» Цитируемый отрывок
========================================================================
Холодная весна. Годы изгнаний: 1907–1921 — страница 3 из 67

В одной большой комнате мы жили вшестером: мама, Виктор Михайлович, я и сестры — Наташа и девятилетняя Ариадна (Адя). Еще с нами разделяла комнату приятельница мамы — Ида Самойловна Сермус, ставшая впоследствии третьей женой В. М. Ее присутствие в нашей семье делалось все более тягостным и неприятным мне и Наташе. Но мама, приютившая у нас И. С. в 1917 году в трудное для нее время, оставалась верной этой дружбе и продолжала защищать ее, когда я или Наташа высказывали свои чувства.

Осенью мы получили эту комнату в отдельном одноэтажном доме у Яузских ворот, около моста, где жил бывший член партии с.-р.[7] Синицын (я не запомнила его имени). Он уступил ее нам по рекомендации партийных товарищей. Так или иначе он должен был кому-то отдать эту комнату: по жилищным правилам того времени он не мог занимать целой квартиры вдвоем с женой. Кроме нас на другом конце дома поселилась еще пара — по странному совпадению их фамилия была Черновы. Они ходили на службу, мало бывали дома, и мы редко их видели.

Дом, вероятно купеческий, был построен солидно, по-старинному, с толстыми стенами, кафельными печами и хорошо слаженными двойными оконными рамами. Расположение комнат было очень сложным. Наше окно выходило на улицу, но парадным ходом пользовались только Синицыны, а мы проходили через двор. Из нашей комнаты запутанные коридоры вели к входной двери, обитой ватой и черной клеенкой. Дверь запиралась на засов. Звонка не было, и иногда приходилось подолгу стучать, прежде чем кто-нибудь услышит и откроет дверь.
========================================================================
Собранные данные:
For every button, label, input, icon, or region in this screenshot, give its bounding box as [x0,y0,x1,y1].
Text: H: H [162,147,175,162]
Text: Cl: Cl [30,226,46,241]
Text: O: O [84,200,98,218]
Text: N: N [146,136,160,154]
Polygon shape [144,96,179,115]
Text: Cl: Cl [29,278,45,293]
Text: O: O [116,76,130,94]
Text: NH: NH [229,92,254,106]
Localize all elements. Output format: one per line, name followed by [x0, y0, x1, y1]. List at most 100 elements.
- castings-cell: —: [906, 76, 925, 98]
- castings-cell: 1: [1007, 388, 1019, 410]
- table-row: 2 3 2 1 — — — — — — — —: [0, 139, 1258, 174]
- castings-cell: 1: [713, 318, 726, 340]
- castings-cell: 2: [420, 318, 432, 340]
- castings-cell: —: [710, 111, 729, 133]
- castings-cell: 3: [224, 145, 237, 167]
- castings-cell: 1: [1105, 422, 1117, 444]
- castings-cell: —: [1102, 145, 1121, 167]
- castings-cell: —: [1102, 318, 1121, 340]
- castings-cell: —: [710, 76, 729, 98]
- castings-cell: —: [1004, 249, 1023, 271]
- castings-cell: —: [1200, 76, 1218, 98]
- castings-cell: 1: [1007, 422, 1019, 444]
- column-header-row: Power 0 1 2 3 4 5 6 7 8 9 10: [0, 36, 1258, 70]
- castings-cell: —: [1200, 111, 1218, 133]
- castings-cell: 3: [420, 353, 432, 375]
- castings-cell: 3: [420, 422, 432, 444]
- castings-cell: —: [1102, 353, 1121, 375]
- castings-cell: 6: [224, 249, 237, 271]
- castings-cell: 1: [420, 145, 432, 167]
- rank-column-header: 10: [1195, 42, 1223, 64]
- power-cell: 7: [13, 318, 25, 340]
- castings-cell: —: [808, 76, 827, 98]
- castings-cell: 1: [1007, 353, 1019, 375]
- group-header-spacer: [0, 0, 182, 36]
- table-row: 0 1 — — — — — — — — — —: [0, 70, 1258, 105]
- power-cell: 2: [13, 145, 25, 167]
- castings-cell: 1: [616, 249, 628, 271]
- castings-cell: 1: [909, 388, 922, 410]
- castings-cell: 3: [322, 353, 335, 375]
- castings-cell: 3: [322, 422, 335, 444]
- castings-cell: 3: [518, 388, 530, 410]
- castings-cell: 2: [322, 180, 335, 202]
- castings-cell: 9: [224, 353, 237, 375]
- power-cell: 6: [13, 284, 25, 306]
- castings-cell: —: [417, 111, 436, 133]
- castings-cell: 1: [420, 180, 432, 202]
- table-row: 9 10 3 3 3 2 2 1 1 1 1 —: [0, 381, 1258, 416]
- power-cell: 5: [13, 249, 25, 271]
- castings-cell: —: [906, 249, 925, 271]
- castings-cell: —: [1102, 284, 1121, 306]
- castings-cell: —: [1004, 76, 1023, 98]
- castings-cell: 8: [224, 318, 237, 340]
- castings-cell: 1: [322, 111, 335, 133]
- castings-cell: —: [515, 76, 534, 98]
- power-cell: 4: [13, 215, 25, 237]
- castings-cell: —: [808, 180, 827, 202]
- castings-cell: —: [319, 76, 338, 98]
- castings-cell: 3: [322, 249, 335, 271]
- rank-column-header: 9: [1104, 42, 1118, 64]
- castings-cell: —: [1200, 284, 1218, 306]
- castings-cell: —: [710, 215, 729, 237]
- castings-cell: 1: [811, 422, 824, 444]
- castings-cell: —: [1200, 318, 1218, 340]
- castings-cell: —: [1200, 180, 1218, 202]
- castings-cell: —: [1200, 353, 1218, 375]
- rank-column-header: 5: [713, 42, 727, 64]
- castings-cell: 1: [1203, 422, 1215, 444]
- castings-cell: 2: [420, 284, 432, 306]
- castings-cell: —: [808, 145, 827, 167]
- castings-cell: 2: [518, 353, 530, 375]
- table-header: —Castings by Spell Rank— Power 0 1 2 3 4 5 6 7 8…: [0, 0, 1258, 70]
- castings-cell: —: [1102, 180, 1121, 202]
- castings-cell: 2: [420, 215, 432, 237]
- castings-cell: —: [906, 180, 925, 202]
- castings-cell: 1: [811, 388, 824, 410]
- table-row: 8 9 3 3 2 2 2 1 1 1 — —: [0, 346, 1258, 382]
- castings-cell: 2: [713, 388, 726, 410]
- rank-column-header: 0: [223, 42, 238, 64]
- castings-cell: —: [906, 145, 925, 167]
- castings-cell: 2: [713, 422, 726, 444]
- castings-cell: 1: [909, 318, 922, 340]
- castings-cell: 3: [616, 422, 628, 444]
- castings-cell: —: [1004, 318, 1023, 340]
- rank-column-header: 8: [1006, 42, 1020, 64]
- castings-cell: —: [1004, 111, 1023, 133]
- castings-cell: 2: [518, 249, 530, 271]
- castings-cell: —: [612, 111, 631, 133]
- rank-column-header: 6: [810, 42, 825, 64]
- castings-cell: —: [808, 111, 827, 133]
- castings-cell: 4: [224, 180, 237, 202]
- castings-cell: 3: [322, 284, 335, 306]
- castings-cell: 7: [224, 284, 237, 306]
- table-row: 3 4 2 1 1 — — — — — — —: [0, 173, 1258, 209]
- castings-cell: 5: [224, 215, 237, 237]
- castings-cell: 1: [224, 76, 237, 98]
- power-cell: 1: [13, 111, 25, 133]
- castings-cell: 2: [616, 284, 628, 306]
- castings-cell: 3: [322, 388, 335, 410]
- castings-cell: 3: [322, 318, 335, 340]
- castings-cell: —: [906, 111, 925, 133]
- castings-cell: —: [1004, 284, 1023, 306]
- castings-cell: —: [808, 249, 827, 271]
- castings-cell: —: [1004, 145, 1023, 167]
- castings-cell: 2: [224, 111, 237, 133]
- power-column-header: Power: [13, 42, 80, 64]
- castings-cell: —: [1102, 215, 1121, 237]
========================================================================
» Задание и требования
Перепишите без изменений фрагмент воспоминаний о жизни семьи у Яузских ворот: всё, начиная со слов «Осенью мы получили» и вниз до слов «редко их видели.» включительно.

» Ответ
Осенью мы получили эту комнату в отдельном одноэтажном доме у Яузских ворот, около моста, где жил бывший член партии с.-р.[7] Синицын (я не запомнила его имени). Он уступил ее нам по рекомендации партийных товарищей. Так или иначе он должен был кому-то отдать эту комнату: по жилищным правилам того времени он не мог занимать целой квартиры вдвоем с женой. Кроме нас на другом конце дома поселилась еще пара — по странному совпадению их фамилия была Черновы. Они ходили на службу, мало бывали дома, и мы редко их видели.